▶ Do this
Every line below that contains "Downwelling" is to be copied.

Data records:
[BEGIN]

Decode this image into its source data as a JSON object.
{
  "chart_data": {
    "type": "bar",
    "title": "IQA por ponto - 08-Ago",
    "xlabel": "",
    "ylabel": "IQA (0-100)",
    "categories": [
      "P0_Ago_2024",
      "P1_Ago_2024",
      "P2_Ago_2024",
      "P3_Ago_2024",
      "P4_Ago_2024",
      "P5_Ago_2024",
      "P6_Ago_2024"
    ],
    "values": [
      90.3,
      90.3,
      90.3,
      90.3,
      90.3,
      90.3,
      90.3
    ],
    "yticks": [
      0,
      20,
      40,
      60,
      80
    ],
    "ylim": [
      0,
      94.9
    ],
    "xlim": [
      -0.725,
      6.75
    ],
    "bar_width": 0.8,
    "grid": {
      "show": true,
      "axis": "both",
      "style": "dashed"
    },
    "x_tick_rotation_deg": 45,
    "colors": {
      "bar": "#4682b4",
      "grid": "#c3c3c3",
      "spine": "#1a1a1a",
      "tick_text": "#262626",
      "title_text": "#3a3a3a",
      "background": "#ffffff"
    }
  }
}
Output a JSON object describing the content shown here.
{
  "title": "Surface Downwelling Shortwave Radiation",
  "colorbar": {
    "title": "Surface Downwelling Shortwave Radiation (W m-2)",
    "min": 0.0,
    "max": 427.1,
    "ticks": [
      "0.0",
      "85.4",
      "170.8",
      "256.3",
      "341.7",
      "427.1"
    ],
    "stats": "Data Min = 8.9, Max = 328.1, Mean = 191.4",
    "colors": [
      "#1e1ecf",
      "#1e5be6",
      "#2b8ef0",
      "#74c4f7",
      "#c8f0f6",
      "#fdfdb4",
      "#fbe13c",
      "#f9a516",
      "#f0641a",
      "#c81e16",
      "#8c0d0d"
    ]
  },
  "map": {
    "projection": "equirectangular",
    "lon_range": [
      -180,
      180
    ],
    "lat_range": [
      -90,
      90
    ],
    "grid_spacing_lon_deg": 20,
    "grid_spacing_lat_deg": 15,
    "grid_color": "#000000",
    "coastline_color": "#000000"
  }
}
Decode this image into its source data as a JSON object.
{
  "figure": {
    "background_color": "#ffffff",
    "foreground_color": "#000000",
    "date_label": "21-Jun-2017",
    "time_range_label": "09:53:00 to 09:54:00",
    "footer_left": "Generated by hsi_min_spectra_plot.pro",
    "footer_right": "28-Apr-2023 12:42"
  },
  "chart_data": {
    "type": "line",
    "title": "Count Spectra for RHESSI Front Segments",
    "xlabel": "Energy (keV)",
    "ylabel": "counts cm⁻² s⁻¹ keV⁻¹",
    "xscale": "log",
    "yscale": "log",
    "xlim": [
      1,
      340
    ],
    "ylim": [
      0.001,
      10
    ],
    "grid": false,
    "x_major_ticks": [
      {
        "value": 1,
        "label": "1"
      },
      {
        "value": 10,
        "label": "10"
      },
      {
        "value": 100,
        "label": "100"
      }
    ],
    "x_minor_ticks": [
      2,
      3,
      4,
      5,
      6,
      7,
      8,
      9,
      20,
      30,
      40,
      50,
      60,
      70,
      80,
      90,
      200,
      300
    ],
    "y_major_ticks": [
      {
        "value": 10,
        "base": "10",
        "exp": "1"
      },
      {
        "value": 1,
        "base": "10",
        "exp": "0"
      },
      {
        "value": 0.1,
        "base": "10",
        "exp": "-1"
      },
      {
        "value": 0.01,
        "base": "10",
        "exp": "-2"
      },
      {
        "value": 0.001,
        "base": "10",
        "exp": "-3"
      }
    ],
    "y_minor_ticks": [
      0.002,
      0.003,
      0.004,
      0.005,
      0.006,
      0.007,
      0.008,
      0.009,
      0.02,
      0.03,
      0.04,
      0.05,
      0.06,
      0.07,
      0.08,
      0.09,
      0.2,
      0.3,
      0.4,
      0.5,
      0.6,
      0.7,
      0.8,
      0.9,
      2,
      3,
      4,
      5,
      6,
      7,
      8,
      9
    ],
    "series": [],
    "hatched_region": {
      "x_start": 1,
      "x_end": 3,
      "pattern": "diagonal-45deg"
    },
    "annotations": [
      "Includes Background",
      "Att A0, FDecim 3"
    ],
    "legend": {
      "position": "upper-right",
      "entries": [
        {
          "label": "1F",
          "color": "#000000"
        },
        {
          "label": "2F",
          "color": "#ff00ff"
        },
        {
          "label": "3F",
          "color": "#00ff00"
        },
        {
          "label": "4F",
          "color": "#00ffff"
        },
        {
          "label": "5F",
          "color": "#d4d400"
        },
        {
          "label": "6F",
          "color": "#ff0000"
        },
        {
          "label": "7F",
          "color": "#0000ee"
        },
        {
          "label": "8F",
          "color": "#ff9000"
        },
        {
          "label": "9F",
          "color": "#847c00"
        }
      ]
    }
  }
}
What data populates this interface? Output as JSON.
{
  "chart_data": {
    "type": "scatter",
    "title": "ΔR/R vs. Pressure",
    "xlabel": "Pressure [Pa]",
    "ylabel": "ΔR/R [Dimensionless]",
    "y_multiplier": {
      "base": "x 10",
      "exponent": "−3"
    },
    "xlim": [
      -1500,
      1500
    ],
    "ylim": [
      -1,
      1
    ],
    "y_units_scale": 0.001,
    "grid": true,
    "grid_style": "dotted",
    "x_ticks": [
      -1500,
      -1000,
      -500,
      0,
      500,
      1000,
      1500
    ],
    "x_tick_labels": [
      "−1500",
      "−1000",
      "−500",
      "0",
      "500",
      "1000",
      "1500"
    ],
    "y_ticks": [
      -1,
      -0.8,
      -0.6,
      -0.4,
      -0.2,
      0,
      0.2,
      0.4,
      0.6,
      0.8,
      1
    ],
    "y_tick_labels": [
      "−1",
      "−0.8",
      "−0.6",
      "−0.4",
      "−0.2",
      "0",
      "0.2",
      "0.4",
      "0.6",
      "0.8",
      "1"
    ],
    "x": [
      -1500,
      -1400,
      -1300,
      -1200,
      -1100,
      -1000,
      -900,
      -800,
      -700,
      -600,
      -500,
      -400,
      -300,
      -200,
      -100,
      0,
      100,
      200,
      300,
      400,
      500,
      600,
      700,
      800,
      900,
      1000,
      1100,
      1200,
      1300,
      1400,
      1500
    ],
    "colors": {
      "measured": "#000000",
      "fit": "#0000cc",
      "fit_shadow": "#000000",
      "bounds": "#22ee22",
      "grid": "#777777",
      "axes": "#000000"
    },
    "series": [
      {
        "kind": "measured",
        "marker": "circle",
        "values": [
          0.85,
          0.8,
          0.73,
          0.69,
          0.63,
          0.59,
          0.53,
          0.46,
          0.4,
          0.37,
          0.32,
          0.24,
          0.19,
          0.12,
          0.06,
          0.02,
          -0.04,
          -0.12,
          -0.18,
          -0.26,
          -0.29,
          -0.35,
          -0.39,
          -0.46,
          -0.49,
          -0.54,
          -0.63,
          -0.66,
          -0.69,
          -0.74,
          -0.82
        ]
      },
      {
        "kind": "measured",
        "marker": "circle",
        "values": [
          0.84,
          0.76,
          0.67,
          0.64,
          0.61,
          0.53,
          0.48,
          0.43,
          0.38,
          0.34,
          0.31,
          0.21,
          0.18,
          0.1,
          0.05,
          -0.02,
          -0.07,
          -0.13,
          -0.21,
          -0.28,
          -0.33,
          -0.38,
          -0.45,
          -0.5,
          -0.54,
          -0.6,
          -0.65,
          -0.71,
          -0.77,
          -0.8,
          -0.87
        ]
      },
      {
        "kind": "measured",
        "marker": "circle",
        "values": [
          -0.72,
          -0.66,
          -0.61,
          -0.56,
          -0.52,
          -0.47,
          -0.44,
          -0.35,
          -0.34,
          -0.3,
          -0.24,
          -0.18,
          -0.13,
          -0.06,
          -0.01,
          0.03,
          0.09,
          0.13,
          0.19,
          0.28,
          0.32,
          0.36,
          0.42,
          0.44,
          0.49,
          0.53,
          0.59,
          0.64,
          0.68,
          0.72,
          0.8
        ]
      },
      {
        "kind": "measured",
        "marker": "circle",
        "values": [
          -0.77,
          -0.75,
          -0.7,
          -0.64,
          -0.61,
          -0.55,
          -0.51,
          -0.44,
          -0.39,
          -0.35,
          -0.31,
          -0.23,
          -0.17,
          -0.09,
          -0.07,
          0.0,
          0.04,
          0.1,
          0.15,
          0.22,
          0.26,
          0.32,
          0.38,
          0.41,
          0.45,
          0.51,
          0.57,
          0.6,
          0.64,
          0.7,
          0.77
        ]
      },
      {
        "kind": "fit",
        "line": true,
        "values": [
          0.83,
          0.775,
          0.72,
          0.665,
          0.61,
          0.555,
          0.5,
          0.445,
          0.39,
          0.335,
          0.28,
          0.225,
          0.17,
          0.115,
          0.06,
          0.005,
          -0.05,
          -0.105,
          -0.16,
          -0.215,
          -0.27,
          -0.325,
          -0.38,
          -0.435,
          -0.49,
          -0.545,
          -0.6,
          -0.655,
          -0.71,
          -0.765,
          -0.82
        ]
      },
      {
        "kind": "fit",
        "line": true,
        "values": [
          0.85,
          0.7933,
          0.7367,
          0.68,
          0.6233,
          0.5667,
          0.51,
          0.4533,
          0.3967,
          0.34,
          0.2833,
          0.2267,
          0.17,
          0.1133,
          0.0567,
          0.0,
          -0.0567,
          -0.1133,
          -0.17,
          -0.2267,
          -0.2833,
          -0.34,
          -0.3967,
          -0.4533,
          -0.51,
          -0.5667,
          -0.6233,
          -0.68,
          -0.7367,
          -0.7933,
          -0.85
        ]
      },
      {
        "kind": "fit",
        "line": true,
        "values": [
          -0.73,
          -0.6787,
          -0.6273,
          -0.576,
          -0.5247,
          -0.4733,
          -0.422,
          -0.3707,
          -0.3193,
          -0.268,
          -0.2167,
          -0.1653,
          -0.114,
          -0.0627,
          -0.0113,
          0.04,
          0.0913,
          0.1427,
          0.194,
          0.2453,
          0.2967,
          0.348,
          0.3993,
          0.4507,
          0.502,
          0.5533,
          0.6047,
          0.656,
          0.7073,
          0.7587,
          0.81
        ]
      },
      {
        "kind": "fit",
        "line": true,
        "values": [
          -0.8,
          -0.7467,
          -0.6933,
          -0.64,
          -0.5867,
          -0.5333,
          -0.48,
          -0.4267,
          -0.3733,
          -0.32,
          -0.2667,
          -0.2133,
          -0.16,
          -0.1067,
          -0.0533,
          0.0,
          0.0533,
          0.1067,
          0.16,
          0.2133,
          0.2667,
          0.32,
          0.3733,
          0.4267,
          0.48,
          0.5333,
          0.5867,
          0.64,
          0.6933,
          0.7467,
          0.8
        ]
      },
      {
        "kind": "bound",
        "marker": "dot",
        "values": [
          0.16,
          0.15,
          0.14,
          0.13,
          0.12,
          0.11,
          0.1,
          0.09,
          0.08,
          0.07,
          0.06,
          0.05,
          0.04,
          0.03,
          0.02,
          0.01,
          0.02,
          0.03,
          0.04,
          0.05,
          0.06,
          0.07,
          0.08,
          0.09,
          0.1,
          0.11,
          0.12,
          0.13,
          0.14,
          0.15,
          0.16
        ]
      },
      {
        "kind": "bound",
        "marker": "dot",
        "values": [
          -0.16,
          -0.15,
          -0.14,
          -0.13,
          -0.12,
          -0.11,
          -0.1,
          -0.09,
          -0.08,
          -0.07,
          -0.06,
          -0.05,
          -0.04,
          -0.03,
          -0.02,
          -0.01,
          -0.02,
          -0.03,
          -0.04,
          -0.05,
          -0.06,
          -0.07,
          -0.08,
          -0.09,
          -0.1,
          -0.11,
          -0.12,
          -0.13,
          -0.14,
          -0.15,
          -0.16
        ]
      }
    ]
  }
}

[END]

▶ Expected output
  "title": "Surface Downwelling Shortwave Radiation",
    "title": "Surface Downwelling Shortwave Radiation (W m-2)",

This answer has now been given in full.